Short problem: Copy down all of the data underneath, exactly as shown.

Record excerpts:
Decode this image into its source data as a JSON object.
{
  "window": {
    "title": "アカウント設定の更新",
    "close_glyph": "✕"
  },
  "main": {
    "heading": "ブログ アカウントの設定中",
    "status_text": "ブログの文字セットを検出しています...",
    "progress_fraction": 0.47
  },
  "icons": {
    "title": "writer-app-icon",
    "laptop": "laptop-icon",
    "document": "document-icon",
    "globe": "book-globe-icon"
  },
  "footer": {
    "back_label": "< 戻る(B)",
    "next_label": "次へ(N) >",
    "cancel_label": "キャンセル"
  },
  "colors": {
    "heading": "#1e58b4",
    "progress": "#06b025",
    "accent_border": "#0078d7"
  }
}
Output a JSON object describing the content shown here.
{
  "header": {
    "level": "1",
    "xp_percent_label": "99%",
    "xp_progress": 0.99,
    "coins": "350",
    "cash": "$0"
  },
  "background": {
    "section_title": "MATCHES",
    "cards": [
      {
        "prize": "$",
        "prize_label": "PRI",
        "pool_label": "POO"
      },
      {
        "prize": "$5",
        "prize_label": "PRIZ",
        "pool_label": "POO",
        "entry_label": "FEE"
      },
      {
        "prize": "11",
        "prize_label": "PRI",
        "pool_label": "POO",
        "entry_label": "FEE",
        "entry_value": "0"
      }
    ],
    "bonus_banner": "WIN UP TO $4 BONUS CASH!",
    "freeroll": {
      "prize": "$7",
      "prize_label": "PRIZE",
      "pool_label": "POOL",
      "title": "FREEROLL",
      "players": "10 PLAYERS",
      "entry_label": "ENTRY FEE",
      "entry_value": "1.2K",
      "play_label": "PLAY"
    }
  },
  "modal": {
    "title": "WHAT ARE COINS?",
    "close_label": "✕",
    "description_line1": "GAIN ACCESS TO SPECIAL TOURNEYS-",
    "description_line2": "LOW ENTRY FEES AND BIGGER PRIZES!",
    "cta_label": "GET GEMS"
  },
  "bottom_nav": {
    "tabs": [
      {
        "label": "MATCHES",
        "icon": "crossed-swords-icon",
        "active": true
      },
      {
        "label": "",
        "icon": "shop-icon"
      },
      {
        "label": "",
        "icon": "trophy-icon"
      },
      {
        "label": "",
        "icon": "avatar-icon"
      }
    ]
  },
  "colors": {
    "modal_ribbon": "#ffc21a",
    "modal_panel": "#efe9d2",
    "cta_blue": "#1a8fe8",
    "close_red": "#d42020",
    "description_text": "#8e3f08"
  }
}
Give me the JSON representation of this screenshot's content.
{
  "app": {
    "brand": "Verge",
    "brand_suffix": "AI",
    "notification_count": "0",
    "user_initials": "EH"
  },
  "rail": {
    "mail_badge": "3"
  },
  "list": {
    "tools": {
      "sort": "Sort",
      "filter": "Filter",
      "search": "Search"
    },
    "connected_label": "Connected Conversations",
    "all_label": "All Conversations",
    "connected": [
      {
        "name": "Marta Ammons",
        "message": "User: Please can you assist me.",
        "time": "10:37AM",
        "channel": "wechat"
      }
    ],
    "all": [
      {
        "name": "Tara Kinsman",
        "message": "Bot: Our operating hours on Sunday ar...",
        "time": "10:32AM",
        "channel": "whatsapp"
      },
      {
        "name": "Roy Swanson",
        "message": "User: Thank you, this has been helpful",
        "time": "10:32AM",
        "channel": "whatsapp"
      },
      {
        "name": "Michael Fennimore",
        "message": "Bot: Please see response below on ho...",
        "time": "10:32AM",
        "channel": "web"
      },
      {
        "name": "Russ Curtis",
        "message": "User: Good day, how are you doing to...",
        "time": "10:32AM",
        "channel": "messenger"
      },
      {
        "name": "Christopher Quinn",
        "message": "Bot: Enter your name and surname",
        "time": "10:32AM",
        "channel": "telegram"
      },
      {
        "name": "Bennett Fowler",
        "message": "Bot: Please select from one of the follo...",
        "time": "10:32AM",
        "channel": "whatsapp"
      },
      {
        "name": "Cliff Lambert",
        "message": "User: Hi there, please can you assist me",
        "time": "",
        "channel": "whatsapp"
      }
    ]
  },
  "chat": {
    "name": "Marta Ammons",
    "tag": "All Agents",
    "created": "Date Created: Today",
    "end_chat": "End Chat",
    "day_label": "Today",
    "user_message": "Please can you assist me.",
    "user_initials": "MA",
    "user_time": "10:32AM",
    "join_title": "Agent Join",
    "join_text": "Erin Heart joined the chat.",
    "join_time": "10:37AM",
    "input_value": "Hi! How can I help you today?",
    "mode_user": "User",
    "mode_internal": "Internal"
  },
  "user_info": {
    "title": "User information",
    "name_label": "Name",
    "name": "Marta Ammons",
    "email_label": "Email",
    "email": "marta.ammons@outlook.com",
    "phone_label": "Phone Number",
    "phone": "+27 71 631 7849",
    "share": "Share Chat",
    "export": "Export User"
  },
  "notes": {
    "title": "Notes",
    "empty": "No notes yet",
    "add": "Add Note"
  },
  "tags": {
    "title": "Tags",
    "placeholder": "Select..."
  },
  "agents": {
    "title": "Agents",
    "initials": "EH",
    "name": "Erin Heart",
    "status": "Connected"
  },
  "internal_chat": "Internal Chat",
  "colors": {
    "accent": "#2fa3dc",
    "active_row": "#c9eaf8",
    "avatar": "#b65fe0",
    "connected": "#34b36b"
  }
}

Result of this task:
Decode this image into its source data as a JSON object.
{
  "window": {
    "title": "アカウント設定の更新",
    "close_glyph": "✕"
  },
  "main": {
    "heading": "ブログ アカウントの設定中",
    "status_text": "ブログの文字セットを検出しています...",
    "progress_fraction": 0.47
  },
  "icons": {
    "title": "writer-app-icon",
    "laptop": "laptop-icon",
    "document": "document-icon",
    "globe": "book-globe-icon"
  },
  "footer": {
    "back_label": "< 戻る(B)",
    "next_label": "次へ(N) >",
    "cancel_label": "キャンセル"
  },
  "colors": {
    "heading": "#1e58b4",
    "progress": "#06b025",
    "accent_border": "#0078d7"
  }
}
Output a JSON object describing the content shown here.
{
  "header": {
    "level": "1",
    "xp_percent_label": "99%",
    "xp_progress": 0.99,
    "coins": "350",
    "cash": "$0"
  },
  "background": {
    "section_title": "MATCHES",
    "cards": [
      {
        "prize": "$",
        "prize_label": "PRI",
        "pool_label": "POO"
      },
      {
        "prize": "$5",
        "prize_label": "PRIZ",
        "pool_label": "POO",
        "entry_label": "FEE"
      },
      {
        "prize": "11",
        "prize_label": "PRI",
        "pool_label": "POO",
        "entry_label": "FEE",
        "entry_value": "0"
      }
    ],
    "bonus_banner": "WIN UP TO $4 BONUS CASH!",
    "freeroll": {
      "prize": "$7",
      "prize_label": "PRIZE",
      "pool_label": "POOL",
      "title": "FREEROLL",
      "players": "10 PLAYERS",
      "entry_label": "ENTRY FEE",
      "entry_value": "1.2K",
      "play_label": "PLAY"
    }
  },
  "modal": {
    "title": "WHAT ARE COINS?",
    "close_label": "✕",
    "description_line1": "GAIN ACCESS TO SPECIAL TOURNEYS-",
    "description_line2": "LOW ENTRY FEES AND BIGGER PRIZES!",
    "cta_label": "GET GEMS"
  },
  "bottom_nav": {
    "tabs": [
      {
        "label": "MATCHES",
        "icon": "crossed-swords-icon",
        "active": true
      },
      {
        "label": "",
        "icon": "shop-icon"
      },
      {
        "label": "",
        "icon": "trophy-icon"
      },
      {
        "label": "",
        "icon": "avatar-icon"
      }
    ]
  },
  "colors": {
    "modal_ribbon": "#ffc21a",
    "modal_panel": "#efe9d2",
    "cta_blue": "#1a8fe8",
    "close_red": "#d42020",
    "description_text": "#8e3f08"
  }
}
Give me the JSON representation of this screenshot's content.
{
  "app": {
    "brand": "Verge",
    "brand_suffix": "AI",
    "notification_count": "0",
    "user_initials": "EH"
  },
  "rail": {
    "mail_badge": "3"
  },
  "list": {
    "tools": {
      "sort": "Sort",
      "filter": "Filter",
      "search": "Search"
    },
    "connected_label": "Connected Conversations",
    "all_label": "All Conversations",
    "connected": [
      {
        "name": "Marta Ammons",
        "message": "User: Please can you assist me.",
        "time": "10:37AM",
        "channel": "wechat"
      }
    ],
    "all": [
      {
        "name": "Tara Kinsman",
        "message": "Bot: Our operating hours on Sunday ar...",
        "time": "10:32AM",
        "channel": "whatsapp"
      },
      {
        "name": "Roy Swanson",
        "message": "User: Thank you, this has been helpful",
        "time": "10:32AM",
        "channel": "whatsapp"
      },
      {
        "name": "Michael Fennimore",
        "message": "Bot: Please see response below on ho...",
        "time": "10:32AM",
        "channel": "web"
      },
      {
        "name": "Russ Curtis",
        "message": "User: Good day, how are you doing to...",
        "time": "10:32AM",
        "channel": "messenger"
      },
      {
        "name": "Christopher Quinn",
        "message": "Bot: Enter your name and surname",
        "time": "10:32AM",
        "channel": "telegram"
      },
      {
        "name": "Bennett Fowler",
        "message": "Bot: Please select from one of the follo...",
        "time": "10:32AM",
        "channel": "whatsapp"
      },
      {
        "name": "Cliff Lambert",
        "message": "User: Hi there, please can you assist me",
        "time": "",
        "channel": "whatsapp"
      }
    ]
  },
  "chat": {
    "name": "Marta Ammons",
    "tag": "All Agents",
    "created": "Date Created: Today",
    "end_chat": "End Chat",
    "day_label": "Today",
    "user_message": "Please can you assist me.",
    "user_initials": "MA",
    "user_time": "10:32AM",
    "join_title": "Agent Join",
    "join_text": "Erin Heart joined the chat.",
    "join_time": "10:37AM",
    "input_value": "Hi! How can I help you today?",
    "mode_user": "User",
    "mode_internal": "Internal"
  },
  "user_info": {
    "title": "User information",
    "name_label": "Name",
    "name": "Marta Ammons",
    "email_label": "Email",
    "email": "marta.ammons@outlook.com",
    "phone_label": "Phone Number",
    "phone": "+27 71 631 7849",
    "share": "Share Chat",
    "export": "Export User"
  },
  "notes": {
    "title": "Notes",
    "empty": "No notes yet",
    "add": "Add Note"
  },
  "tags": {
    "title": "Tags",
    "placeholder": "Select..."
  },
  "agents": {
    "title": "Agents",
    "initials": "EH",
    "name": "Erin Heart",
    "status": "Connected"
  },
  "internal_chat": "Internal Chat",
  "colors": {
    "accent": "#2fa3dc",
    "active_row": "#c9eaf8",
    "avatar": "#b65fe0",
    "connected": "#34b36b"
  }
}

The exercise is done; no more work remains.